(Stored data entries)
★ ★ ★ ★
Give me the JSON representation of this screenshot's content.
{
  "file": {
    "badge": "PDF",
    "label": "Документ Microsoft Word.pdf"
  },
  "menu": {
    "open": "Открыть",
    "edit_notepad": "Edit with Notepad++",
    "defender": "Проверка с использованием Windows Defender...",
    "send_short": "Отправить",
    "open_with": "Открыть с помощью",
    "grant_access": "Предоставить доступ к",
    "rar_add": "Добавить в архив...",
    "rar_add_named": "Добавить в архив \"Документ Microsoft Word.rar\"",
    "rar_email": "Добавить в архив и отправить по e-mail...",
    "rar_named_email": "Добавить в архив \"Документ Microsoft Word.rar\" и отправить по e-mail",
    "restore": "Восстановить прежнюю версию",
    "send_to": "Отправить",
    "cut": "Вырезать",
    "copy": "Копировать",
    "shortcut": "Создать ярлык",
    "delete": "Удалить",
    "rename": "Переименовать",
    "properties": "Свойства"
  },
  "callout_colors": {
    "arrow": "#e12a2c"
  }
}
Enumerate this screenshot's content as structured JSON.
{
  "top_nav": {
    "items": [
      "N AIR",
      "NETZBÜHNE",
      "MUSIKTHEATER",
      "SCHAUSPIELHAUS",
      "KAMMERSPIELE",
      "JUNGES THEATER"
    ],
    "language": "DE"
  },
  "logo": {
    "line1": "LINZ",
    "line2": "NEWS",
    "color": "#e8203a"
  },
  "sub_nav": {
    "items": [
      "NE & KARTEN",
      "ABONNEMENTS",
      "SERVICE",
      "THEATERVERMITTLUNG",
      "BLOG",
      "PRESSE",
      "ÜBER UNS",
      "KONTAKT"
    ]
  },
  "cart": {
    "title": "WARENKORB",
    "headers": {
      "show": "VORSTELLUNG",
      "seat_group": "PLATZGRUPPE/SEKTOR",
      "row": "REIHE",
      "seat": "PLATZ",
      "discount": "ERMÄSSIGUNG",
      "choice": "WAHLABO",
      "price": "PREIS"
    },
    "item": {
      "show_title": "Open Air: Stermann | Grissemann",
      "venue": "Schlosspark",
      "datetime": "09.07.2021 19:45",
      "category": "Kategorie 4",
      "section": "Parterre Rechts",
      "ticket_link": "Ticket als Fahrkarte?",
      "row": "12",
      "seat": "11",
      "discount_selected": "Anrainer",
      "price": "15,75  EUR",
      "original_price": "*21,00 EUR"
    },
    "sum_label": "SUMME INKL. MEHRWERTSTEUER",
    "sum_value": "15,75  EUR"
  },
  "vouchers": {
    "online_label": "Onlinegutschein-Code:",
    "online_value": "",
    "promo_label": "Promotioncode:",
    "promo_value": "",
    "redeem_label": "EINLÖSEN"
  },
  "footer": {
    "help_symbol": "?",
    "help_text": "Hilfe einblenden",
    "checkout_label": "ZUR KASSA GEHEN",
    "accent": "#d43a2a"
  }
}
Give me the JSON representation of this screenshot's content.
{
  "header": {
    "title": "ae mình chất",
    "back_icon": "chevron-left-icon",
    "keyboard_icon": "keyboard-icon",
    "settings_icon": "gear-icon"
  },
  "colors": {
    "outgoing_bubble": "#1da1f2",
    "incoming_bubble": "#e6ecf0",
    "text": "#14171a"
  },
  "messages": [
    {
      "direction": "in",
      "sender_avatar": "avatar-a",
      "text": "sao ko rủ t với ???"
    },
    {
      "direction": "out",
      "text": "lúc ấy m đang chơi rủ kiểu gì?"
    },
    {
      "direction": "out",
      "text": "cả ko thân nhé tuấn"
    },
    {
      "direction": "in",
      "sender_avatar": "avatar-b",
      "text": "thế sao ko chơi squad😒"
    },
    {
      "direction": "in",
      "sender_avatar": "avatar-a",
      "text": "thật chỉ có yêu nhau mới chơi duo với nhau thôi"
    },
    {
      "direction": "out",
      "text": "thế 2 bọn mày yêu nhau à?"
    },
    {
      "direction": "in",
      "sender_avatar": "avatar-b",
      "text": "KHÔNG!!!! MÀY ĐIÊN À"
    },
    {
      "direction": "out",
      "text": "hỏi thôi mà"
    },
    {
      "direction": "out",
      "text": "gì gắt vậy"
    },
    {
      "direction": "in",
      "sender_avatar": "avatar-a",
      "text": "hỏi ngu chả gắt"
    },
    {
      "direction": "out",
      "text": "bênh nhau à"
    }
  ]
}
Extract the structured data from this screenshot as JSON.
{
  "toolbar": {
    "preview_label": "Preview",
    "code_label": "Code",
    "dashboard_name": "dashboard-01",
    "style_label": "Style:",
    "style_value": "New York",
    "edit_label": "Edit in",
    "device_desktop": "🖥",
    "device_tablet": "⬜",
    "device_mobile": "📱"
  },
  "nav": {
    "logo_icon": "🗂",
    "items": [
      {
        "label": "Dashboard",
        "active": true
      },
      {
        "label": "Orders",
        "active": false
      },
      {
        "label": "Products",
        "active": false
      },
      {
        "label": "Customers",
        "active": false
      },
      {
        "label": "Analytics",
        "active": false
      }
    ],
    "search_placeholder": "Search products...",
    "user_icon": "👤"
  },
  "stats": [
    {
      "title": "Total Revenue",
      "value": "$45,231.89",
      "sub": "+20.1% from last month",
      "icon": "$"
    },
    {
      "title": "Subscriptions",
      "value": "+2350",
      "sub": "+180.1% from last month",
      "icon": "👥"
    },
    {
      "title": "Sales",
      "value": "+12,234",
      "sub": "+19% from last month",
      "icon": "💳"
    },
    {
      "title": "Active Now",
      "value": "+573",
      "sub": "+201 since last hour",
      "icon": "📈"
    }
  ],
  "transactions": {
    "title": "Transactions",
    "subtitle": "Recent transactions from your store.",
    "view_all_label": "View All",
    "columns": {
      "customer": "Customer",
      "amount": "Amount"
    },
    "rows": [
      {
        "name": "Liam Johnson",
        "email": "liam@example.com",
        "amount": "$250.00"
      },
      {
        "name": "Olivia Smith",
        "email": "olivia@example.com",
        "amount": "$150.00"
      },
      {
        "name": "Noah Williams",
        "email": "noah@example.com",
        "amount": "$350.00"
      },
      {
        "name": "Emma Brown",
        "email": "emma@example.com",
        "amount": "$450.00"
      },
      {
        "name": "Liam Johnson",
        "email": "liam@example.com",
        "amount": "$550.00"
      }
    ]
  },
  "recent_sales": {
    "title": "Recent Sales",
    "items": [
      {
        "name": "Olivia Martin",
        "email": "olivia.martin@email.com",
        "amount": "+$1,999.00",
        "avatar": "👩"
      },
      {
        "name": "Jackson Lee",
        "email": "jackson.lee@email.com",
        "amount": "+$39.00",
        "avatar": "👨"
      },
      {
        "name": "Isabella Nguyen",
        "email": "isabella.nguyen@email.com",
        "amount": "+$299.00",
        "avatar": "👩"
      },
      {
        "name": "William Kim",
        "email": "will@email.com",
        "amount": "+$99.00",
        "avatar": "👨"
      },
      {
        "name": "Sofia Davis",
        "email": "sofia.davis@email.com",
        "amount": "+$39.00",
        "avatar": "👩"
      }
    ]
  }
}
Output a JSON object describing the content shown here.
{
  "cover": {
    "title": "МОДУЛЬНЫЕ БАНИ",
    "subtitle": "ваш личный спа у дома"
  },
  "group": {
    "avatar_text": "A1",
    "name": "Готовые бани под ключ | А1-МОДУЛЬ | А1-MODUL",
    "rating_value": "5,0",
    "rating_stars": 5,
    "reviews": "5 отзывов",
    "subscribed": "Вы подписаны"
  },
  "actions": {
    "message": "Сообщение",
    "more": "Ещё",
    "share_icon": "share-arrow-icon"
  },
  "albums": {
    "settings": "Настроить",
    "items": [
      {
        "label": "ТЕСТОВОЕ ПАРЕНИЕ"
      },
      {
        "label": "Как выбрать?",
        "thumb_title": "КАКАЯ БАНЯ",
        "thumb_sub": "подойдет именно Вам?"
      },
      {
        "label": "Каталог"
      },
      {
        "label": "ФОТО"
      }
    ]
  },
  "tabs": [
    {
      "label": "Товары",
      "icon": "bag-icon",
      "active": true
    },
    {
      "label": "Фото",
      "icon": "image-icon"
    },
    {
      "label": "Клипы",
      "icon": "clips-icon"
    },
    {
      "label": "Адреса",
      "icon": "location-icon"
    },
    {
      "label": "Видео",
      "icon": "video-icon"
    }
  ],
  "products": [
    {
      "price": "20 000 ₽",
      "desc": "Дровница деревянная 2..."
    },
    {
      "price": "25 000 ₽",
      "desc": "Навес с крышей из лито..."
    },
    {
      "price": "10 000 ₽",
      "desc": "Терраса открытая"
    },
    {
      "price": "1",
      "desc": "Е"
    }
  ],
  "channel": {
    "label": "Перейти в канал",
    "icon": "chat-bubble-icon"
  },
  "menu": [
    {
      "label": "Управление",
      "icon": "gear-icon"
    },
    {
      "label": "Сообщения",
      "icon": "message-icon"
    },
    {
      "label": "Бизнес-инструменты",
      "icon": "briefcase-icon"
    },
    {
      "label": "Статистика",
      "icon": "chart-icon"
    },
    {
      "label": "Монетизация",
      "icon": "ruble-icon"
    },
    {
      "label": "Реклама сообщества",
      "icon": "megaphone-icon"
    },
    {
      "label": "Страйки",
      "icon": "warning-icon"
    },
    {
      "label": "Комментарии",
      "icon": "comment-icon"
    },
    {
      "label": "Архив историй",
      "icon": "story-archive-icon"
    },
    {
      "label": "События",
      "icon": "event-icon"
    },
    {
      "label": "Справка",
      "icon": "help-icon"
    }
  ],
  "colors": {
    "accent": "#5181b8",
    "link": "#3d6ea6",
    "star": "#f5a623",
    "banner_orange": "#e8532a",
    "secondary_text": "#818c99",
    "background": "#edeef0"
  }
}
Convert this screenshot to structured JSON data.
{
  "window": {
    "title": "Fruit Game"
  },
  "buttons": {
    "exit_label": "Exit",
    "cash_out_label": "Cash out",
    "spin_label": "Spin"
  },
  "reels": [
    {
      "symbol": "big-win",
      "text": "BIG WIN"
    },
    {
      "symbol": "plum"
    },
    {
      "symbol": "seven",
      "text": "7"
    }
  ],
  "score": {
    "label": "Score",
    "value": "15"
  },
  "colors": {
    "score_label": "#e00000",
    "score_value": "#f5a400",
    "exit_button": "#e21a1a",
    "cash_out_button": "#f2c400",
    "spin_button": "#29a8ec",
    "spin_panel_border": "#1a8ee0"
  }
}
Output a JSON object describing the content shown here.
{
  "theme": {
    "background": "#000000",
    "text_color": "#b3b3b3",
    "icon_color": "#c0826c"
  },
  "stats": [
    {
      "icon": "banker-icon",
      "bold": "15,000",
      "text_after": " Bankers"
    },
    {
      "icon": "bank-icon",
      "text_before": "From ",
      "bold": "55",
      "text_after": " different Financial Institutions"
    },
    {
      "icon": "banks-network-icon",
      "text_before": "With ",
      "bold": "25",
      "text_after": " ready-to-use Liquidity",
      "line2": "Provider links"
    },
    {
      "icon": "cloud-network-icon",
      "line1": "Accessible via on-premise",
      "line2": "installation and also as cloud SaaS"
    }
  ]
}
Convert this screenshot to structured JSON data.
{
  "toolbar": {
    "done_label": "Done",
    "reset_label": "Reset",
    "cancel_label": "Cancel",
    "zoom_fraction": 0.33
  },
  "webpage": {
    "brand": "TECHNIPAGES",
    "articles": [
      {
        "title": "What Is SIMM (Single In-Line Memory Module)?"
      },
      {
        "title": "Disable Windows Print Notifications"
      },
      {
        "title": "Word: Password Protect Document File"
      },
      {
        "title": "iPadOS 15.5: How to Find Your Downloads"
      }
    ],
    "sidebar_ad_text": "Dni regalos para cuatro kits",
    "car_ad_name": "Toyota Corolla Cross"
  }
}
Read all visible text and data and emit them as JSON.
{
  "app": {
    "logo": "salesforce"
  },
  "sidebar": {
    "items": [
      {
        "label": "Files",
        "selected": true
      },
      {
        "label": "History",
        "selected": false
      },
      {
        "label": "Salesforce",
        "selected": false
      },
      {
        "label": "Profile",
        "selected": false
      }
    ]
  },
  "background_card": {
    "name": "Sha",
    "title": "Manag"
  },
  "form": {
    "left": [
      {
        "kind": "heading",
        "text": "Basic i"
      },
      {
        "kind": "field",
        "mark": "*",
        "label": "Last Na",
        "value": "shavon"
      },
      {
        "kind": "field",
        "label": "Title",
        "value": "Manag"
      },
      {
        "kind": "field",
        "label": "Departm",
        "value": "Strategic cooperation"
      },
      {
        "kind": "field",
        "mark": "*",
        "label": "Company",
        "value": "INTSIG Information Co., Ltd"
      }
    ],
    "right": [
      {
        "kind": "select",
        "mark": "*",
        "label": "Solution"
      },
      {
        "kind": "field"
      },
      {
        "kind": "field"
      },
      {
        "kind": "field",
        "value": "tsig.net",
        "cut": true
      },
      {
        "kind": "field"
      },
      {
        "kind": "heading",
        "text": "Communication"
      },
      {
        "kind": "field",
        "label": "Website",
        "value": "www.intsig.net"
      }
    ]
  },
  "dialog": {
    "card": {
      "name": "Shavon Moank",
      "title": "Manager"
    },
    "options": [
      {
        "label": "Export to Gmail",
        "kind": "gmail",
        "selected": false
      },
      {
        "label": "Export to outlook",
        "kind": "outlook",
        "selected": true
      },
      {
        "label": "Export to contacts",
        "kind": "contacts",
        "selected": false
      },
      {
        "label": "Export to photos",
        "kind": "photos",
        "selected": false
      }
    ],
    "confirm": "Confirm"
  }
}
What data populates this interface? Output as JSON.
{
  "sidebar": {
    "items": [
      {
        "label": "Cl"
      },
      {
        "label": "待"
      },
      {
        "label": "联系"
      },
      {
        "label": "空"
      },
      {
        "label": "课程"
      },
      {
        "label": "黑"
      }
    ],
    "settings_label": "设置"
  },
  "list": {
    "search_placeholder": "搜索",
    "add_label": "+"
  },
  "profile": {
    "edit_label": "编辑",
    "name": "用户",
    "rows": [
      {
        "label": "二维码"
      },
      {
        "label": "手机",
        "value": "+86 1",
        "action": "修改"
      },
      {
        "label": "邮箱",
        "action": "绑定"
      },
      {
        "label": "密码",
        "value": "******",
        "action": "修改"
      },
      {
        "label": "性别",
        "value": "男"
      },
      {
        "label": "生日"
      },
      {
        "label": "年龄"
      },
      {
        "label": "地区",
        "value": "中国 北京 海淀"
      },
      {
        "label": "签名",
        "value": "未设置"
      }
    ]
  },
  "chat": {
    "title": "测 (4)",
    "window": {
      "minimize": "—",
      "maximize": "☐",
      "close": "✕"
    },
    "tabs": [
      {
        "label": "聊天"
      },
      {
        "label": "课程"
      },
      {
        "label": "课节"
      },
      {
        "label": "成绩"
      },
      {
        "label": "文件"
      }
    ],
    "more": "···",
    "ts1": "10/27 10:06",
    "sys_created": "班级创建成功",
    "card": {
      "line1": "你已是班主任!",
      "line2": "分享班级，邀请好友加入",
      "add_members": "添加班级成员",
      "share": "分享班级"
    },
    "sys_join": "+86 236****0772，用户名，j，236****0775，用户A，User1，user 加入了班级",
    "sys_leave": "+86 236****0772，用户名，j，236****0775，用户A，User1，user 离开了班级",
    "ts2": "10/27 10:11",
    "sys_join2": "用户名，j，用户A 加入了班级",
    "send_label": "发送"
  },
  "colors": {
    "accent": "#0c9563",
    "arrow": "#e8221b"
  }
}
★ ★ ★ ★
**WRITTEN PROBLEM**
Search the data for "structured". Copy every line that has it.

**REPLY**
Enumerate this screenshot's content as structured JSON.
Extract the structured data from this screenshot as JSON.
Convert this screenshot to structured JSON data.
Convert this screenshot to structured JSON data.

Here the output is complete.